The I-don’t-give-a-damn
- They don’t care if you come to class or not. They don’t care if you are late to class. They don’t care if you come to class but not listening. They don’t care if you take notes on what they lecture. They don’t care about anything so long as they come to class (never mind on time or not), give lecture for the duration allocated and collect their paycheck at the end of every month.
The Pak Lah
- They say one thing and change their minds after a few hours. Need I elaborate?
- It sucks to the max if you have done what they told you to, only to be told on the day of submission that it is not what they want!
I could write a book on the different species of lecturers we have in our universities. These are just a few common ones. There are lecturers that cannot speak English, angmoh wannabe also got, ex-convict look-alike also got, idiot ones are a lot, etc. You name it, we have it!
Those are the quality of lecturers we have. Shitty university = shitty lecturers = shitty students = shitty products! Now who wants to hire us like that???




so there are no intelligent ones? those who are really good?
Let me see…erm…NO! The really good ones will not even consider local uni!

(Document layout detection data)
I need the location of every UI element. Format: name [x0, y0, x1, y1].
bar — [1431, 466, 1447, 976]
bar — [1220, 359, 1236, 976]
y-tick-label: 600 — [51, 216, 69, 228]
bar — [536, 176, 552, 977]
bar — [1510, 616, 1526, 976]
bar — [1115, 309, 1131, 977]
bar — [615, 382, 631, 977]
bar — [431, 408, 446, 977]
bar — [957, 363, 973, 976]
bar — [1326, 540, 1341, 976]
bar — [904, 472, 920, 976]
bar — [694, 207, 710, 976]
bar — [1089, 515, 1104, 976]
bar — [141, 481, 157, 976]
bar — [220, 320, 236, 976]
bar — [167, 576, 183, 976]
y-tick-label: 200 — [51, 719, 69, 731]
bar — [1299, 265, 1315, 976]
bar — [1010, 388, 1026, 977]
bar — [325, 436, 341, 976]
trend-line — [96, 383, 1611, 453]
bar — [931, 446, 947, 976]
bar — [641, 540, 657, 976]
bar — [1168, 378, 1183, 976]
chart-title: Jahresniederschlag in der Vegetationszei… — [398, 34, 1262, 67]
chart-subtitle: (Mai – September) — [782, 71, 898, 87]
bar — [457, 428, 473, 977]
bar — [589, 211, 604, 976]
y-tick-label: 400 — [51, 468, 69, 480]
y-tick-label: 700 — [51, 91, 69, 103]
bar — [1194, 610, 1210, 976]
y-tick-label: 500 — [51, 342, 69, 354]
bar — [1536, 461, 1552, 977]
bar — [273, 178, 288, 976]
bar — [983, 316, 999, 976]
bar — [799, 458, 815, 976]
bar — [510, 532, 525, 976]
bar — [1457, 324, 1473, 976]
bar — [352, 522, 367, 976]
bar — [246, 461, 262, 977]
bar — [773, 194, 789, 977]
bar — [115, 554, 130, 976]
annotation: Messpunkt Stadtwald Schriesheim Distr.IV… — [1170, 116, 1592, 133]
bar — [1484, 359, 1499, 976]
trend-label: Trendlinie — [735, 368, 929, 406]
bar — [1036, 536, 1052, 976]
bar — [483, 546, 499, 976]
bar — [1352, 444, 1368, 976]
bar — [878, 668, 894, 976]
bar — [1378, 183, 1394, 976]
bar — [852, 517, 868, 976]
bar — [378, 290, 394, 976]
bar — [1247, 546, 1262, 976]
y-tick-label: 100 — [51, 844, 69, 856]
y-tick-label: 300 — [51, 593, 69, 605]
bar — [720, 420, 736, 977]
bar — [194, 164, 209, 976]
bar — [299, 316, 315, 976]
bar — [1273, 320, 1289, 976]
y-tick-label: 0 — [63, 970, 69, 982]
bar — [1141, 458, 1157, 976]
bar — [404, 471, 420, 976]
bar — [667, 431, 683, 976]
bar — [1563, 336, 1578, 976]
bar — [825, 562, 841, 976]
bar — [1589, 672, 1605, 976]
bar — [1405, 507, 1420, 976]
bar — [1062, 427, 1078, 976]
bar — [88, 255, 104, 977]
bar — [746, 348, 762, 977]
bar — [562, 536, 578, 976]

__TASK A__
Answer these questions about the blog post on university lecturers:
(i) What do the "I-don't-give-a-damn" lecturers collect at the end of every month?
(ii) What do "The Pak Lah" lecturers do after a few hours?
(iii) In the reply to the question about intelligent lecturers, what does the writer say the really good ones will not even consider?
__TASK B__
Write the next part of the blog post on university lecturers, picking up after its last line.

__OUTPUT A__
(i) Their paycheck.
(ii) They change their minds after saying one thing.
(iii) Local uni.

__OUTPUT B__
sounds bad but true eh? lucky lecturers in mmu are not like that.. many of them are actually quite good.. for m’sia standard.
I am talking about local uni, so we have that kind of lecturers. MMU not considered local lar, that wan private liao
I remember the killer type the most. In the case of Al Mighty, I believe that is the case in all the local universities. What lecturers said is an order.
Yup! The most feared are those two types lor.
These lecturers are the product of our NEP system.
When you have the ‘not-so-smart’ graduates given the chance to pursue a career in lecturing, they’ll in turn produce the ‘not-so, not-so smart’ graduates. Now snowball this effect for 27 years, and you’ll find them filling up vacancies in the government sectors, running the country etc.
That’s why our country is really screwed!
Oh yes! Exactly my point! You see that rapper Zam talking to Al-Jazeera about the Bersih rally you already know lar…
oh i met ‘The Pak Lah’ type before. he gave us assignment and said that we need to pass it up so and so time (mentioned a date 1 month from the announcement), then suddenly next 2 weeks, he said, must pass it up tomorrow. damn! need not to say, we rushed like orang cirit birit running to the toilet to finish the assignment.
I hate hate hate the Pak Lah type! Sometimes I hope karma will befall them and let them taste their own medicine!